Er is in dit soort situaties geen goed en slecht en een ieder doet het zoals hij of zij het het beste voor de zieke vindt.

Mien · 9 maart 2016 op 14:01

Niemand kiest er voor om geboren te worden. Waarom dan wel verkiezen om te sterven? Het blijft een moeilijke opgave. Het lijden een last. Niet op zijn minst voor de omgeving. Lijden maakt hoe dan ook deel uit van het leven. Maar dan rijst weer de vraag. Tot welke hoogte / grens / prijs?

arta · 9 maart 2016 op 14:40

Doordat jij zo integer schrijft komen jouw stukken echt binnen.

Persoonlijk vind ik dit één van jouw, of misschien wel gewoon hét beste stuk van jouw hand. Zonder franje een puur gevoel neerzetten. Knap!

Enne… Wmb is life én leed welkom hier!

Novelle · 9 maart 2016 op 15:38

Dit thema is voor mij moeilijk om over te schrijven vorig jaar mijn beide ouders verloren aan de dood dus ik waag me er maar niet. Wel met belangstelling je schrijven gelezen!

pally · 9 maart 2016 op 17:20

Deze column komt aan bij mij door inhoud en door schrijfwijze. Erg mooi en aangrijpend.

Bruun · 9 maart 2016 op 21:34

Een aangrijpende column over een beladen onderwerp. Geboeid gelezen.

Mosje · 9 maart 2016 op 22:00

Je zou hopen dat niet alles uitgezonden wordt op tv, maar helaas. Die documentaire die je beschrijft heb ik niet gezien, maar ik ben er niet rouwig om. Sterven doe je alleen, of met naasten, maar niet met publiek.
Er een mooi verhaal over schrijven kan dan weer wel, en dat heb je goed gedaan.

Dees · 10 maart 2016 op 09:30

De documentaire heb ik niet gezien. En wil ik. Jet zien. Wel heb ik er tientallen meningen over meegekregen. Mooi stuk over je moeder. Voor mij meer waard dan al die meningen die ik her en der oppikte.

■ Opgeslagen gegevens
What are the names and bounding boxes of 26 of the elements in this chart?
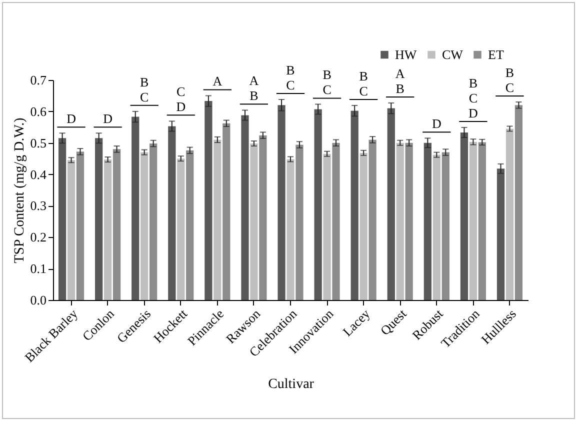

■ Instructies
Herhaal woord voor woord het deel van de gegeven tekst dat begint met "Mosje · 9 maart" en doorloopt tot en met "je goed gedaan.".

■ Juist antwoord
Mosje · 9 maart 2016 op 22:00

Je zou hopen dat niet alles uitgezonden wordt op tv, maar helaas. Die documentaire die je beschrijft heb ik niet gezien, maar ik ben er niet rouwig om. Sterven doe je alleen, of met naasten, maar niet met publiek.
Er een mooi verhaal over schrijven kan dan weer wel, en dat heb je goed gedaan.